▶ OBJECTIVE
Pull each line holding the word "dologi" from the data.

───── SOURCE RECORDS ─────

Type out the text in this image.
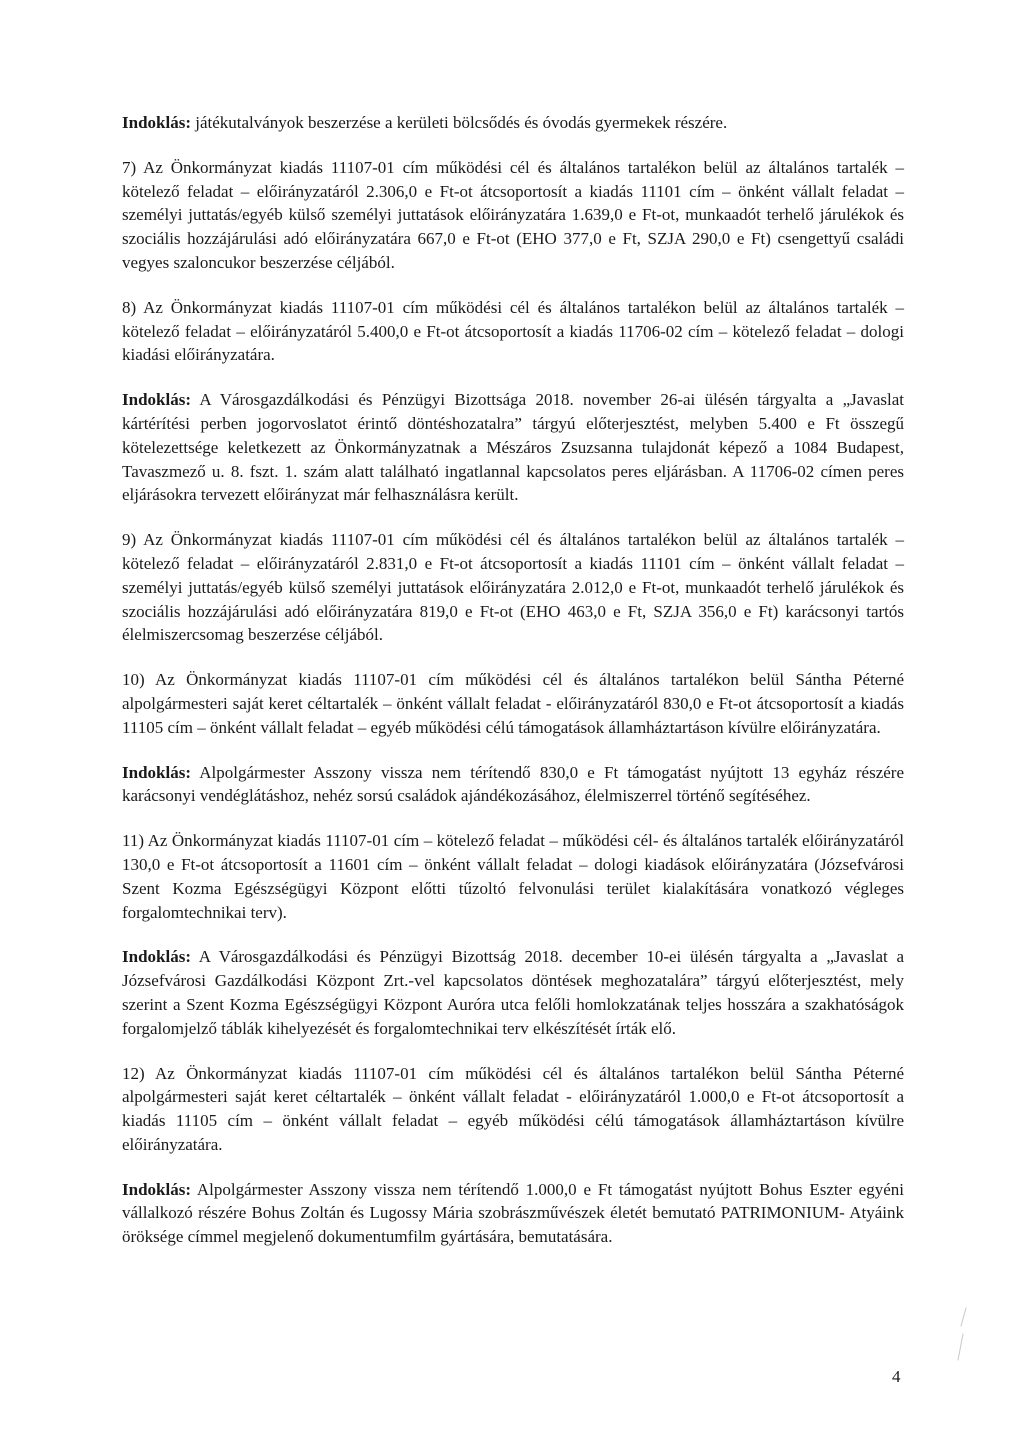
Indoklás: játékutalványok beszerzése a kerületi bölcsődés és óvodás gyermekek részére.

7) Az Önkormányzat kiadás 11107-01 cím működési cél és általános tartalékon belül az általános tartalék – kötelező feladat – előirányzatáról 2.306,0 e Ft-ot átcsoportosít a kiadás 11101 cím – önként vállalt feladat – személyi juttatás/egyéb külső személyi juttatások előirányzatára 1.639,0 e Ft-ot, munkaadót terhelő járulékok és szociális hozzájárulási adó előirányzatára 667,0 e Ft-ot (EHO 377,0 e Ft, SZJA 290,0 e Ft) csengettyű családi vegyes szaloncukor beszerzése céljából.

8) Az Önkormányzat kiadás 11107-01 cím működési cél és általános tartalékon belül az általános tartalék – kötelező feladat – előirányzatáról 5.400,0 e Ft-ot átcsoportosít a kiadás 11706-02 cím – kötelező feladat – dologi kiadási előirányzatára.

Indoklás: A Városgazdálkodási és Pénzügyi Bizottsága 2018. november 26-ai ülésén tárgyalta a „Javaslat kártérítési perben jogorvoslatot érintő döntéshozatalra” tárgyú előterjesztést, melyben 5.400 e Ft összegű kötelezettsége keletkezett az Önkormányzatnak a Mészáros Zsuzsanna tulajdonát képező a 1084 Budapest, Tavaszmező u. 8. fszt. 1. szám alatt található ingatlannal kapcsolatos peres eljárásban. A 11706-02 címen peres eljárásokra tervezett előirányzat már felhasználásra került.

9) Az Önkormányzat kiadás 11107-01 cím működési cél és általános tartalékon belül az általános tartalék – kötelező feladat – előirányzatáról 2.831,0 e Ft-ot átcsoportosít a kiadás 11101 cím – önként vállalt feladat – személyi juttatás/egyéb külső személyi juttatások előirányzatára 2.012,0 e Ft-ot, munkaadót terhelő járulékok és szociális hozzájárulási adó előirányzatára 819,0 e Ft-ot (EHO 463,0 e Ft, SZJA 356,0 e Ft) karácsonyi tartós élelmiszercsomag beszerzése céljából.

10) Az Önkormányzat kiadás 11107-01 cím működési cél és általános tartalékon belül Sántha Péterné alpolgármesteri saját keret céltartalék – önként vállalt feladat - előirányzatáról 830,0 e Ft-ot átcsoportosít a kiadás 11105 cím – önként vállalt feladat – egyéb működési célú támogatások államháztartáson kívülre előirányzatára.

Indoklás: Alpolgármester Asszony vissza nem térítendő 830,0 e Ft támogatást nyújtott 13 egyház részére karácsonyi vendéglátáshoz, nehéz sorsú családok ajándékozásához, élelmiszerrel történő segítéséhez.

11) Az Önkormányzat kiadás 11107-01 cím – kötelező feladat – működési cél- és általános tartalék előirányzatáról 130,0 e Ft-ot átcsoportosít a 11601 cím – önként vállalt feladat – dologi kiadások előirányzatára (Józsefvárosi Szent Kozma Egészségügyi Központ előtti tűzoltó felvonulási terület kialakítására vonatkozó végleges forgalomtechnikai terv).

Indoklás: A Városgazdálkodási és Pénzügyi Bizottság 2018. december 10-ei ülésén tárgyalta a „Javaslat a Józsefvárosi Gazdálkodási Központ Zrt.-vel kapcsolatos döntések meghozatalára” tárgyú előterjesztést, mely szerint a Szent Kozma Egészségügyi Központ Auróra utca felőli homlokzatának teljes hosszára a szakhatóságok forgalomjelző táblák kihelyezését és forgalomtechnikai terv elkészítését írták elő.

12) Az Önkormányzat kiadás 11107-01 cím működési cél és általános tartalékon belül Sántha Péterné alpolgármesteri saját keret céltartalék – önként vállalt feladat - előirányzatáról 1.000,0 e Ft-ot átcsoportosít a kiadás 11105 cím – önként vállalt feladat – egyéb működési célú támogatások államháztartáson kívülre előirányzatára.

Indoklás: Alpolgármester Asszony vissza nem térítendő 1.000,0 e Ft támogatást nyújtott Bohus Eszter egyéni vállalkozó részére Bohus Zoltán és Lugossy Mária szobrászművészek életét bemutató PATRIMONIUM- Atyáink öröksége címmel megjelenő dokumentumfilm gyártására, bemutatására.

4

─────

▶ CORRECT OUTPUT
8) Az Önkormányzat kiadás 11107-01 cím működési cél és általános tartalékon belül az általános tartalék – kötelező feladat – előirányzatáról 5.400,0 e Ft-ot átcsoportosít a kiadás 11706-02 cím – kötelező feladat – dologi kiadási előirányzatára.
11) Az Önkormányzat kiadás 11107-01 cím – kötelező feladat – működési cél- és általános tartalék előirányzatáról 130,0 e Ft-ot átcsoportosít a 11601 cím – önként vállalt feladat – dologi kiadások előirányzatára (Józsefvárosi Szent Kozma Egészségügyi Központ előtti tűzoltó felvonulási terület kialakítására vonatkozó végleges forgalomtechnikai terv).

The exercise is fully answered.